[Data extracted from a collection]
|---|

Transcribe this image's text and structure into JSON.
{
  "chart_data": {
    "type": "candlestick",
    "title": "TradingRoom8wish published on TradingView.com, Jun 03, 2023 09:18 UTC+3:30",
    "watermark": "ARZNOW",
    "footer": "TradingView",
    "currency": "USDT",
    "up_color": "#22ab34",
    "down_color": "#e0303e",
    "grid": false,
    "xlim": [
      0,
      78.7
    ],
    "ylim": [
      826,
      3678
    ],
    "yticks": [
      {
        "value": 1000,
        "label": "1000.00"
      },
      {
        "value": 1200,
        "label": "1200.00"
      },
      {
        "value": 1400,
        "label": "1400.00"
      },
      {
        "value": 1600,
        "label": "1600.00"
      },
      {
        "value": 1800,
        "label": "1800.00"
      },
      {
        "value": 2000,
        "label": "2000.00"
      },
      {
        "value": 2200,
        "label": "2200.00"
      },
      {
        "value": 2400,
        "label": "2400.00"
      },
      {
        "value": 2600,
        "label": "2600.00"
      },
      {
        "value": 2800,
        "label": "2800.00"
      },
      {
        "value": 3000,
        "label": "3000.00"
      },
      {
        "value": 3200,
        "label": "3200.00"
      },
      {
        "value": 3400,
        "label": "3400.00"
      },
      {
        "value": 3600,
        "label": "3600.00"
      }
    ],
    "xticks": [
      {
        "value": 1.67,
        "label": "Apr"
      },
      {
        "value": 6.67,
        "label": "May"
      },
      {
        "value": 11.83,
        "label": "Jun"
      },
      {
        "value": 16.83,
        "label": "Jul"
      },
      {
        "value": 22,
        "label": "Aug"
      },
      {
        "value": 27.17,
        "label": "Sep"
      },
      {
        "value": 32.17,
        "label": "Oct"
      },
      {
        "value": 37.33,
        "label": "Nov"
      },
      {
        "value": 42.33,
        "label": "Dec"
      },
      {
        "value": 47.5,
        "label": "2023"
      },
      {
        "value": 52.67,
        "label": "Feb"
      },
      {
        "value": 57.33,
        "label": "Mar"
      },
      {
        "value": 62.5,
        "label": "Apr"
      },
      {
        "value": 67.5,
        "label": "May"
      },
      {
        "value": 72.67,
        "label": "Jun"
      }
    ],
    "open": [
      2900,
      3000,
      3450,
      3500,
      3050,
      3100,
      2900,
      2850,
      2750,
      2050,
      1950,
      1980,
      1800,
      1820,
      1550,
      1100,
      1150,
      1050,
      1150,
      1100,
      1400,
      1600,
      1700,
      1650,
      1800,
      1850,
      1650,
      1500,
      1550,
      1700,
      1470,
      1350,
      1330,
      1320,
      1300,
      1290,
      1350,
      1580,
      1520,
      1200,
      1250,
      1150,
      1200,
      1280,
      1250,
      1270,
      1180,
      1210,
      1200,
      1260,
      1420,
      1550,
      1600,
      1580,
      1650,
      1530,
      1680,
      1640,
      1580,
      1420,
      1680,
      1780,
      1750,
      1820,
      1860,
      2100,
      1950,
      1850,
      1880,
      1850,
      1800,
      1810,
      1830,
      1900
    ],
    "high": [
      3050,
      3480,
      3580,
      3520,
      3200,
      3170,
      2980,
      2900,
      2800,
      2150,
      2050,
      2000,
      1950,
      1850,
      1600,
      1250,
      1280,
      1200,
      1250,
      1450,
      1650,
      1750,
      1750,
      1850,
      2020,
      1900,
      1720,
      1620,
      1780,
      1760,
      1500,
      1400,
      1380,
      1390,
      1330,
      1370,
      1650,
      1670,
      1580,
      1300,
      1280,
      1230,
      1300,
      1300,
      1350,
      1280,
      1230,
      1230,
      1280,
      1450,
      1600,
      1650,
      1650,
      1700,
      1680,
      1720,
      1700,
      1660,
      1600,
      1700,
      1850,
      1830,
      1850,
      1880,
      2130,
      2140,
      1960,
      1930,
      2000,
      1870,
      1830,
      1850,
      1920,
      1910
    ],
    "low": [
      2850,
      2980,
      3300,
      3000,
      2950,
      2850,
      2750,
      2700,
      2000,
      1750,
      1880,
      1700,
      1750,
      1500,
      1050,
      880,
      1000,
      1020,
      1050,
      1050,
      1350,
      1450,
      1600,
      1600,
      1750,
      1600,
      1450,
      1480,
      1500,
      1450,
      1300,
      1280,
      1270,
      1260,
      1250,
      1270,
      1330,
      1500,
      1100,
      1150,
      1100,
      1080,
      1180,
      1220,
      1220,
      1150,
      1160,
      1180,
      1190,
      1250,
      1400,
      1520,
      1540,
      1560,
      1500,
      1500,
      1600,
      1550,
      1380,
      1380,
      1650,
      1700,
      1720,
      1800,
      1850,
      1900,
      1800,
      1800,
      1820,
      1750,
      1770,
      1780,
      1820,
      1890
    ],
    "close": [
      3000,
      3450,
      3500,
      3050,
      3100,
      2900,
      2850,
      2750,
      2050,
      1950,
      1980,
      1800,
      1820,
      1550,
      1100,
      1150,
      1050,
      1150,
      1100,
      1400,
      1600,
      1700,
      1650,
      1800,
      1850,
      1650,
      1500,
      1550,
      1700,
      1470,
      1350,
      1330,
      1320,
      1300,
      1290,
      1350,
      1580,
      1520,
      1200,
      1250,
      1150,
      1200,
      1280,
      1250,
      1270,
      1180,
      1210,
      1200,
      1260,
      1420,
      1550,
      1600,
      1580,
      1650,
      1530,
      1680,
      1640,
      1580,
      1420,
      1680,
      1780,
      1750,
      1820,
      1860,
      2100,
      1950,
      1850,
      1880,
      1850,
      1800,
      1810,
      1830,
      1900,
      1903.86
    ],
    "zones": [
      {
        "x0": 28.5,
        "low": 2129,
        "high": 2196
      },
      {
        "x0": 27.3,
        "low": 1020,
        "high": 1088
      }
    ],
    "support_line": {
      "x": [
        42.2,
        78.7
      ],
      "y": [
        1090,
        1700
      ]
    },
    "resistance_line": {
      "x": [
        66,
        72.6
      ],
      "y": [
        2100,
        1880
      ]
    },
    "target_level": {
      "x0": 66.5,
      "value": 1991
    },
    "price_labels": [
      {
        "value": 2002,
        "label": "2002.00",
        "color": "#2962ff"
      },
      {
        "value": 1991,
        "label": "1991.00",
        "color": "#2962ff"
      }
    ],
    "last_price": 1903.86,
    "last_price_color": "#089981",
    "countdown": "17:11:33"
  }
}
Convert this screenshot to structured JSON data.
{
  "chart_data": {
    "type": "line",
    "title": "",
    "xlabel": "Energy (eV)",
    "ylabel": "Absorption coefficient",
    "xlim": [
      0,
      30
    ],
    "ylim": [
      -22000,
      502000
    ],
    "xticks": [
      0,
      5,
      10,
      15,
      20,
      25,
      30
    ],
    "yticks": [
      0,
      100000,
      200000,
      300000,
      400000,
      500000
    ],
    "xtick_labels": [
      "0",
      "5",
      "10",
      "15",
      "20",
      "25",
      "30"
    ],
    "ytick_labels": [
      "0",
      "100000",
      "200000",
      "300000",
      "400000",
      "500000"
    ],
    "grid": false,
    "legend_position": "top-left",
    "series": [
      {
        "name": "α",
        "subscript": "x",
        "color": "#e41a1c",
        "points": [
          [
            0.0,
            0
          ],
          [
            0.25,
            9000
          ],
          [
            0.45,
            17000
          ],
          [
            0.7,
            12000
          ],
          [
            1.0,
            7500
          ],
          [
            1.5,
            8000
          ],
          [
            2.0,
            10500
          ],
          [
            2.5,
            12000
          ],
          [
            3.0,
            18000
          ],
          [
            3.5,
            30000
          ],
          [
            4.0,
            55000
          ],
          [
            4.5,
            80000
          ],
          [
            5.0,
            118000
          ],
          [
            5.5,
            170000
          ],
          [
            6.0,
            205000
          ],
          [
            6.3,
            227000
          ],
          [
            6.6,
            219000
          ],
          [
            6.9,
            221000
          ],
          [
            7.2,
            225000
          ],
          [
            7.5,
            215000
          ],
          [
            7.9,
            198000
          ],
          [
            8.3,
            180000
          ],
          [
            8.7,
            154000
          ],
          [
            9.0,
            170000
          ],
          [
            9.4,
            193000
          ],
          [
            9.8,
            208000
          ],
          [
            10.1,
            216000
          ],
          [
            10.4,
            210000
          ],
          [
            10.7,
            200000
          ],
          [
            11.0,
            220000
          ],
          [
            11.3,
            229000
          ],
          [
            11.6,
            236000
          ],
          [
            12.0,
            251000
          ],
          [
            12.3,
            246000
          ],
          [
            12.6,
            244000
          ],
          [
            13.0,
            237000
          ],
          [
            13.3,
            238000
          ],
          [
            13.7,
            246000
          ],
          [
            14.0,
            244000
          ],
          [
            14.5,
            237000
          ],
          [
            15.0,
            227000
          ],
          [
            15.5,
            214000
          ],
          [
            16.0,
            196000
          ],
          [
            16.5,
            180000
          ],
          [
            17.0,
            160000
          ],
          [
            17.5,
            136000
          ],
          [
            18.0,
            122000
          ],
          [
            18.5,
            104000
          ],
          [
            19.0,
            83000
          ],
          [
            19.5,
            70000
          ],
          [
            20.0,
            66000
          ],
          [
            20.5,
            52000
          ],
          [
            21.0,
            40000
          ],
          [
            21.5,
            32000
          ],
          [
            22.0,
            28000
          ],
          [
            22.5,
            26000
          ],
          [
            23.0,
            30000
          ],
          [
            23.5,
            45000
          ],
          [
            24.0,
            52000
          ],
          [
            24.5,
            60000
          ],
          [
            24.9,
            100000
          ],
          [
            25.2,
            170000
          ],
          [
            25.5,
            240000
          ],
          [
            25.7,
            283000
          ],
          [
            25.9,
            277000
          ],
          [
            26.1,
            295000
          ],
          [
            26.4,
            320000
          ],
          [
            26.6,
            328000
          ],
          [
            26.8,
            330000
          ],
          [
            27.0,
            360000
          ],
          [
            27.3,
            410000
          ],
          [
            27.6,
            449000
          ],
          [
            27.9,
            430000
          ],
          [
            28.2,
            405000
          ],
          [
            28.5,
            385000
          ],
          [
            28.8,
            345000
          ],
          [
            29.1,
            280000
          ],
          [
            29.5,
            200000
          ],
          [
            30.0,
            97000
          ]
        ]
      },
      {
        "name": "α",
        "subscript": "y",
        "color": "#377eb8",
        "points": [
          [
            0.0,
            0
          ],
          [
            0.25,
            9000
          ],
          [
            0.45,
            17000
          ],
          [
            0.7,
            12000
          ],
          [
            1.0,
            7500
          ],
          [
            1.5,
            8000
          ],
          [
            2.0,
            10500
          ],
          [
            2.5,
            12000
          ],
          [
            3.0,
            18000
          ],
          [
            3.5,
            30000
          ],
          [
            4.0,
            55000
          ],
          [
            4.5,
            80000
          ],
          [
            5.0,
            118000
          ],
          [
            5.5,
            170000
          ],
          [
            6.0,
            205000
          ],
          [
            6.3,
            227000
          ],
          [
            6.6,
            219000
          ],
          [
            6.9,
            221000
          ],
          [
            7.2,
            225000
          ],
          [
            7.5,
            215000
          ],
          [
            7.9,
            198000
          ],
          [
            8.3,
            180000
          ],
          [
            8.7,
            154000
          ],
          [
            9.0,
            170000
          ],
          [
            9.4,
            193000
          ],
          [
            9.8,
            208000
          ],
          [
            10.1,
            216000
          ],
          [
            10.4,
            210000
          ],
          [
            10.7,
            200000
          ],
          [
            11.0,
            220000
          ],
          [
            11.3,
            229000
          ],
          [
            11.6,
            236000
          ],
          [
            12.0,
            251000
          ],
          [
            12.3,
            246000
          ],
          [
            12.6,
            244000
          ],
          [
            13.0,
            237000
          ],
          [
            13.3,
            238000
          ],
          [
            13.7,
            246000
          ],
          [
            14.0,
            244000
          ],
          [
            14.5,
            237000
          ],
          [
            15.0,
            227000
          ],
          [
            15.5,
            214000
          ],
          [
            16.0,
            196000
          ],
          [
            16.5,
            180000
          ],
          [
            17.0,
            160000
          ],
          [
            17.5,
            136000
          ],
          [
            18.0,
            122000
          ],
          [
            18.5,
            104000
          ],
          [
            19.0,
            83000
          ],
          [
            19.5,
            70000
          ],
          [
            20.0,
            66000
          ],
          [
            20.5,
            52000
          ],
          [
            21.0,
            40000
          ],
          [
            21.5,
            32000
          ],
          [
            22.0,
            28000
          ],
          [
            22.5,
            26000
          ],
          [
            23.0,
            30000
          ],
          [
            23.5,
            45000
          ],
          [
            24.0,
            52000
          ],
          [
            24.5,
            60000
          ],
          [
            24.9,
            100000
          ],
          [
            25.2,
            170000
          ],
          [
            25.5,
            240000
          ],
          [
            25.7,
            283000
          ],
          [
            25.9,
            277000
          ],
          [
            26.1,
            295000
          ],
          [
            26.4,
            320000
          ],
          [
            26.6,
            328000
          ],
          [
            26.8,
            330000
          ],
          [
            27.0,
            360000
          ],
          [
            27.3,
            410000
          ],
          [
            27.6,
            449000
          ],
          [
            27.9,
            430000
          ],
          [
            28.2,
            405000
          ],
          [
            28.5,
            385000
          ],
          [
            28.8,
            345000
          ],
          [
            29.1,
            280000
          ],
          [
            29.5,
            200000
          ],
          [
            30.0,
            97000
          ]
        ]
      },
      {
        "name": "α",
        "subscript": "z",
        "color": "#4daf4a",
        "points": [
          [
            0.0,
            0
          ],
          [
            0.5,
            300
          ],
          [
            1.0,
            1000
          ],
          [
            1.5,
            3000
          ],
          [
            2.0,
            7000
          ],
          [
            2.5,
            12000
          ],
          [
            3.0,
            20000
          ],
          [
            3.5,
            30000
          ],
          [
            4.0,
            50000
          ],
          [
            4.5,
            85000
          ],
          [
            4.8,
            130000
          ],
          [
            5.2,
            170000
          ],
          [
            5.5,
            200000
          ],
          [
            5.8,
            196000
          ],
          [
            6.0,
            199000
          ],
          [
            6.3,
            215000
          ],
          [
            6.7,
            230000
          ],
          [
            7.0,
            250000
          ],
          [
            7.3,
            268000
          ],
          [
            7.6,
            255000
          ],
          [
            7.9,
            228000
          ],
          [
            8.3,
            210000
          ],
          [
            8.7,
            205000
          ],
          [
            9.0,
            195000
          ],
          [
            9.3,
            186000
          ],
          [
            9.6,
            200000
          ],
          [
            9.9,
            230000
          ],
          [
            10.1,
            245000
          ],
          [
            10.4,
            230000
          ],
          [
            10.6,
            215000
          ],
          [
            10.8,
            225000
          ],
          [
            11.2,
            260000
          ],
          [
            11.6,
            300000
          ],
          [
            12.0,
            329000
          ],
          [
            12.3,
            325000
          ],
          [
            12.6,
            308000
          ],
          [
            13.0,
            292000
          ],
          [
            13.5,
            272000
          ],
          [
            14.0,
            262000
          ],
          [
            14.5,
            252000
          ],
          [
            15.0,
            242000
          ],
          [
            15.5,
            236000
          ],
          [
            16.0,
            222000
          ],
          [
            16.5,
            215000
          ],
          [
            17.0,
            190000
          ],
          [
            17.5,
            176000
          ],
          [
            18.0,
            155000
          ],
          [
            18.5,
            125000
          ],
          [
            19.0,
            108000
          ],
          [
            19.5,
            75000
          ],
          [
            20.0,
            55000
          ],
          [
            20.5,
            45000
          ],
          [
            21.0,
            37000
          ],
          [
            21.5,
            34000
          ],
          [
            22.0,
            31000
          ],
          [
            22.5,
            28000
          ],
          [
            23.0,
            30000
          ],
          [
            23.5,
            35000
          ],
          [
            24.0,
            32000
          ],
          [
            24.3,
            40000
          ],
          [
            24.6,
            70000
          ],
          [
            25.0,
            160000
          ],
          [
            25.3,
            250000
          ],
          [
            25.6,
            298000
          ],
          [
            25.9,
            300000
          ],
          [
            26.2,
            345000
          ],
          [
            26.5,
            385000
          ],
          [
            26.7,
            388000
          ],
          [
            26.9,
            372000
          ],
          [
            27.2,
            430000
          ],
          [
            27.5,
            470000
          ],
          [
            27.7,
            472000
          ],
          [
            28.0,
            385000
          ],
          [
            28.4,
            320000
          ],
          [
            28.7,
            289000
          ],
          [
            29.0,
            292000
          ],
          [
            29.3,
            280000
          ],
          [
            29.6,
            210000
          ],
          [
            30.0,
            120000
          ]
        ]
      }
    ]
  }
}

|---|

• _Problem to solve_
Search the records above for "TradingView". Copy each line where it is found.

• _Exercise solution_
    "title": "TradingRoom8wish published on TradingView.com, Jun 03, 2023 09:18 UTC+3:30",
    "footer": "TradingView",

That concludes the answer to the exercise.